Objectives:
[1] In the entry on the telenovela María Bonita, who directed the series?
[2] Using the entry on the telenovela María Bonita, decide whether each statement agrees with it: (a) The series was produced in Mexico. (b) Each episode runs 40 minutes. (c) Augusto Santos is serving his second term as President.

- Created by: David Sanchez Juliao
- Developed by: RTI Colombia
- Directed by: Carlos Duplat
- Starring: Adela Noriega Fernando Allende Julio Cesar Luna
- Opening theme: "Maria Bonita", performed by Adela Noriega
- Ending theme: "Maria Bonita", performed by Adela Noriega
- Country of origin: Colombia
- Original language: Spanish
- No. of episodes: 93

Production
- Executive producer: Hugo León Ferrer
- Producer: Oscar Guarin
- Production location: Colombia
- Camera setup: Multi-camera
- Running time: 40 minutes

Original release
- Network: RTI Colombia Telemundo
- Release: May 22, 1995 – February 27, 1996

= María Bonita (TV series) =

María Bonita (Pretty Maria) is a 1995 Colombian telenovela which starred Adela Noriega, Fernando Allende, and Julio Cesar Luna.

==Story==
This story develops in Isla Fuerte, a Caribbean island where Augusto Santos is in his third term as President. The small country lives on tourism and the production of bananas.

One day, María Bonita, who is a gorgeous Mexican artist, is invited by the President for his 60th birthday. She never imagined that she would be trapped forever in that island, nor that she will meet the love of her life, Jose Santos.

Supplied information:

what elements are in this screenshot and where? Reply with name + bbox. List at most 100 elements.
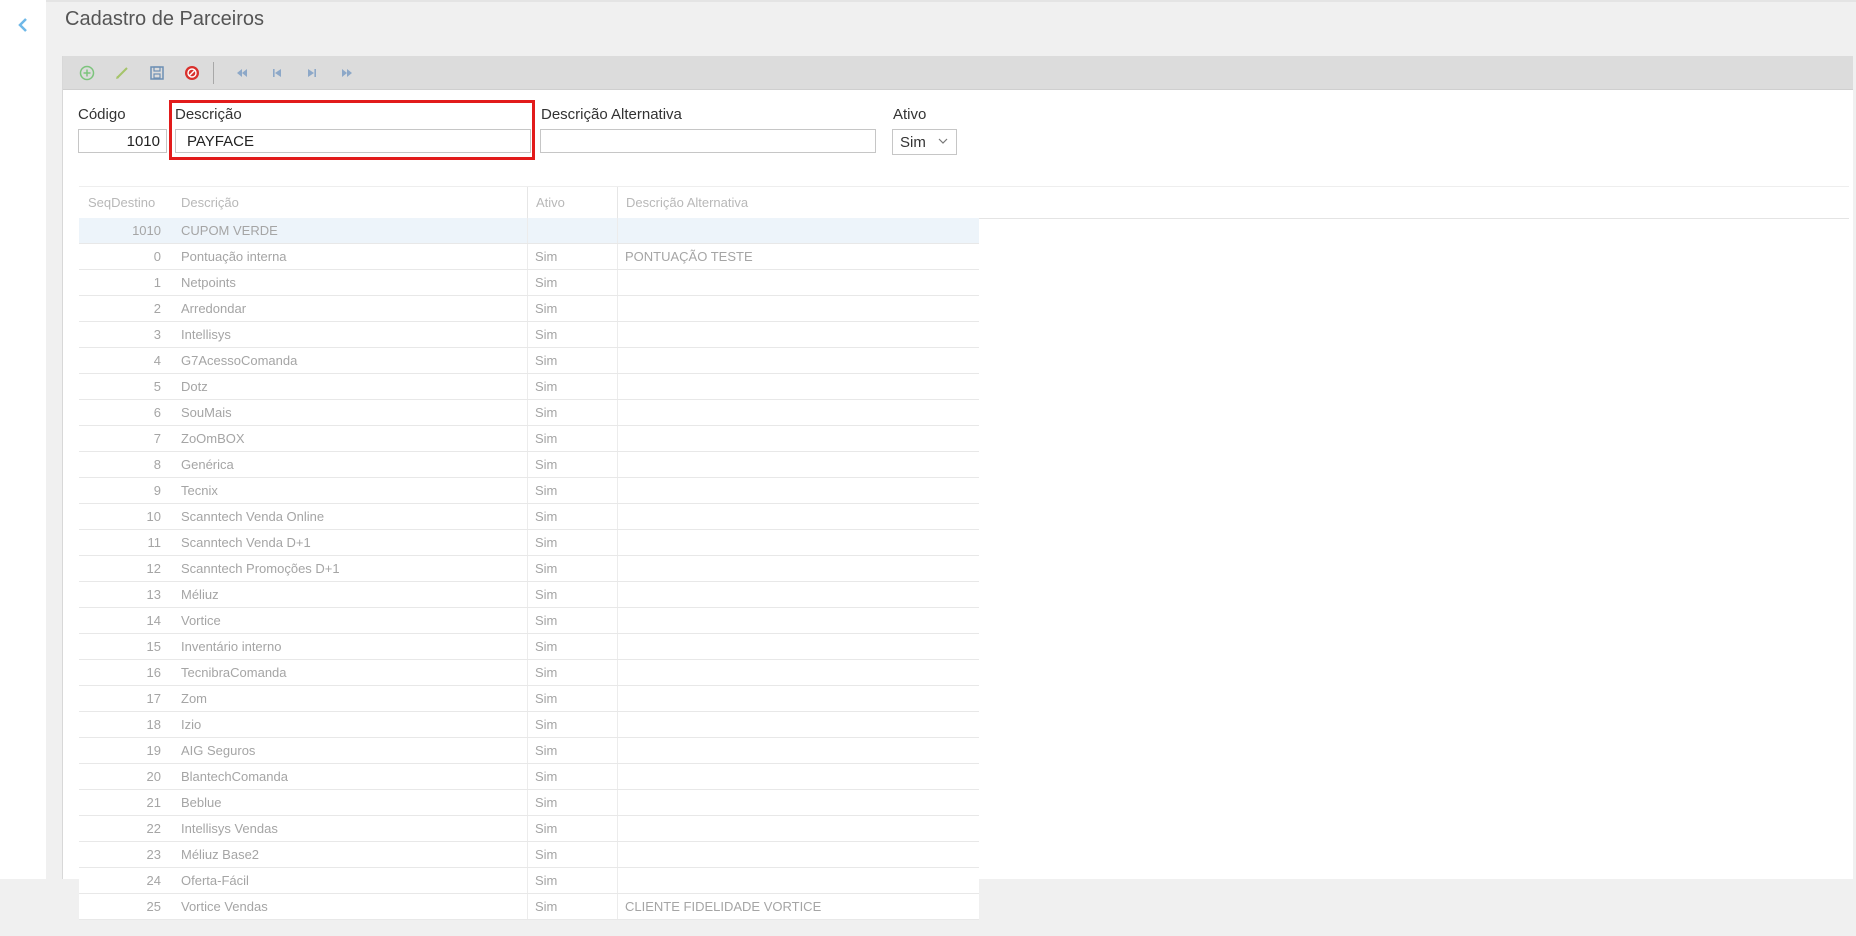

Expected results:
[1] Carlos Duplat

[2]
(a) No: "Production location: Colombia"
(b) Yes: "Running time: 40 minutes"
(c) No: "Augusto Santos is in his third term as President"